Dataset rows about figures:
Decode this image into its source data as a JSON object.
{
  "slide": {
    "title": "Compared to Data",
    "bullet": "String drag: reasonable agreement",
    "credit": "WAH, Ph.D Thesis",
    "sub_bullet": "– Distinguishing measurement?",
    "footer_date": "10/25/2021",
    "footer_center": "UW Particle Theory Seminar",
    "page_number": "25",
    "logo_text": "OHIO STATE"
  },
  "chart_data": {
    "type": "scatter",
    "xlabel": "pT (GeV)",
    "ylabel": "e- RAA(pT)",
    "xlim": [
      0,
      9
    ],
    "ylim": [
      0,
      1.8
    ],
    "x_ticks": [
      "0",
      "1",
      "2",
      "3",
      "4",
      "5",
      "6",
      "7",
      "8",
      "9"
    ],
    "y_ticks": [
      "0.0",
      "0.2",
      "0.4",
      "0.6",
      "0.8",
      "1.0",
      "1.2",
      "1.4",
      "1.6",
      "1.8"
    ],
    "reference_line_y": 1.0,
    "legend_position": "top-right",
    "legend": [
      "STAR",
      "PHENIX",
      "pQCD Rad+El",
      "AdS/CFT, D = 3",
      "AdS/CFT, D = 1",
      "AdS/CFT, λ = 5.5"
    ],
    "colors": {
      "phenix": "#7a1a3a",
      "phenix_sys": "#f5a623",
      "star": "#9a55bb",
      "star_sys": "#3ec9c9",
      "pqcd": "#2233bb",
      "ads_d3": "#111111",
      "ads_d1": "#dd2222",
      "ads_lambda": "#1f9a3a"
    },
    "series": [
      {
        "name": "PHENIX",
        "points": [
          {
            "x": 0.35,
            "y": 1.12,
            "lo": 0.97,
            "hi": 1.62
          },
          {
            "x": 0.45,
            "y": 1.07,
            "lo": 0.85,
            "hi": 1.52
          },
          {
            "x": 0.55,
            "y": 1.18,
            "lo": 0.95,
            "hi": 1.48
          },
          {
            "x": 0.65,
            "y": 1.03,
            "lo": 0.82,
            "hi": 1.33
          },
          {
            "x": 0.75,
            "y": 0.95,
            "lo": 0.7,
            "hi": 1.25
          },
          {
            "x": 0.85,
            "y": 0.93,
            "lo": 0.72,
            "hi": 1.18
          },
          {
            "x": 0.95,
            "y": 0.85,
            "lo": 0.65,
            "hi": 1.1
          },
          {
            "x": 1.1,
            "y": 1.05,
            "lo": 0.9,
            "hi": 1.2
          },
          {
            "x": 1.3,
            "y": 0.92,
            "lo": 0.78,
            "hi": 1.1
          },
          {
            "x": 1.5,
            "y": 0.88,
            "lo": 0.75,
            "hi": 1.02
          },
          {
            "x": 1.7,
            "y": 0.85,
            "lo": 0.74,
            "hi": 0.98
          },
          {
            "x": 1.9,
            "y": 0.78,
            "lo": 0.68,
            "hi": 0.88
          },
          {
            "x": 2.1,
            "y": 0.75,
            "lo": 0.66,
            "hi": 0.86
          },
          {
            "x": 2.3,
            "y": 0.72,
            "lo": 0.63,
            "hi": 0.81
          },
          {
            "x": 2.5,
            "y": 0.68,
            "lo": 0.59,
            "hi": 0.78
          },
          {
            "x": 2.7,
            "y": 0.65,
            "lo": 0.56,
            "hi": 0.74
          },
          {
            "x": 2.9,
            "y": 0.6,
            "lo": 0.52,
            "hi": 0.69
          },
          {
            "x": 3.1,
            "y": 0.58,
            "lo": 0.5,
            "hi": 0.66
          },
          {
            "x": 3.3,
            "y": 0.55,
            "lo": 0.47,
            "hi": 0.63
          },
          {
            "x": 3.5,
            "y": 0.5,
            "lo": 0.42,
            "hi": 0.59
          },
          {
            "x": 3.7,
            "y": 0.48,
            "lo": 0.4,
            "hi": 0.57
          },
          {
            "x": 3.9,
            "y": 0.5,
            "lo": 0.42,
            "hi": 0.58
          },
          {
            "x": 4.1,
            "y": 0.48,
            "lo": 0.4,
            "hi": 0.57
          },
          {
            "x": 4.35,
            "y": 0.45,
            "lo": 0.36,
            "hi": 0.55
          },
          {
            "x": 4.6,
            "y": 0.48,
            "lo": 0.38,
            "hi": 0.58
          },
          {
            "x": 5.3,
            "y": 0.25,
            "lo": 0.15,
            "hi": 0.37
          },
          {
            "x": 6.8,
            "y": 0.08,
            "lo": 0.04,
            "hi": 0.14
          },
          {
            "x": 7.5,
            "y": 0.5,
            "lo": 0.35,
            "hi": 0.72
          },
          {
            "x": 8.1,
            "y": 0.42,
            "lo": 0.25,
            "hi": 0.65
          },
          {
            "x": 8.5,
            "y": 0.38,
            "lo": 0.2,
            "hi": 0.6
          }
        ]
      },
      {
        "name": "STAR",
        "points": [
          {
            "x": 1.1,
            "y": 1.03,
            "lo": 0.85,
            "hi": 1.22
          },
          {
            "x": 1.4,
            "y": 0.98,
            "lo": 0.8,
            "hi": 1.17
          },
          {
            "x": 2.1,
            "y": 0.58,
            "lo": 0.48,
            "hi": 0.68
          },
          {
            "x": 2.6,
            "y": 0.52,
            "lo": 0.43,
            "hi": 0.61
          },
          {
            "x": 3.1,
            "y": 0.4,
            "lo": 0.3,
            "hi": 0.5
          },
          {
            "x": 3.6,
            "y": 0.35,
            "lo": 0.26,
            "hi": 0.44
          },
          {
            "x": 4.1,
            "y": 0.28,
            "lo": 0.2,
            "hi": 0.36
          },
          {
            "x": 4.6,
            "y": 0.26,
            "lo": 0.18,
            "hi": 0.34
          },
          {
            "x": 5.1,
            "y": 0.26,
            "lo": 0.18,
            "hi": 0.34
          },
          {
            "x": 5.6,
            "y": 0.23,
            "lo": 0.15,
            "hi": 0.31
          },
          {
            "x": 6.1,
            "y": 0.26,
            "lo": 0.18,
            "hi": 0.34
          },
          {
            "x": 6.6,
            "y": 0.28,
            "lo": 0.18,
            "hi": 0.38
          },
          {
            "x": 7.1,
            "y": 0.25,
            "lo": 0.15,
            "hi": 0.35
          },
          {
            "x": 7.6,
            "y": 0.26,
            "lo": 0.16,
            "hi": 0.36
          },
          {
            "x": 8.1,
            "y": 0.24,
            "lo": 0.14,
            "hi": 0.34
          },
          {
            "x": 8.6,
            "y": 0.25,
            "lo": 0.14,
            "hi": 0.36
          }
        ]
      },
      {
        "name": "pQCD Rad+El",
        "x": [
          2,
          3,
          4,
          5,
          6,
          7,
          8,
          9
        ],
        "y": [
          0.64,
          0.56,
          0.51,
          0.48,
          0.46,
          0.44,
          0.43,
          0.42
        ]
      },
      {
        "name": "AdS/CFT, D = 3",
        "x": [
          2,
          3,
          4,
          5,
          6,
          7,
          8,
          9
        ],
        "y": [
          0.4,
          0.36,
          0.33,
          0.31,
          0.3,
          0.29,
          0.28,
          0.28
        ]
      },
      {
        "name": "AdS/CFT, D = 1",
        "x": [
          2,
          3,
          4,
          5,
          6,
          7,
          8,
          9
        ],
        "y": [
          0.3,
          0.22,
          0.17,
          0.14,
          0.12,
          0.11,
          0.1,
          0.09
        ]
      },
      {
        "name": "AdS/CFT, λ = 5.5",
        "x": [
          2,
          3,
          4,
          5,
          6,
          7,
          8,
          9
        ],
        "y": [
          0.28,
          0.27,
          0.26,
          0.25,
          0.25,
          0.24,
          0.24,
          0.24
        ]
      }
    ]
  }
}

## Aim of the exercise
Note every line above where the string "name" shows up, and copy those lines.

## Task answer
        "name": "PHENIX",
        "name": "STAR",
        "name": "pQCD Rad+El",
        "name": "AdS/CFT, D = 3",
        "name": "AdS/CFT, D = 1",
        "name": "AdS/CFT, λ = 5.5",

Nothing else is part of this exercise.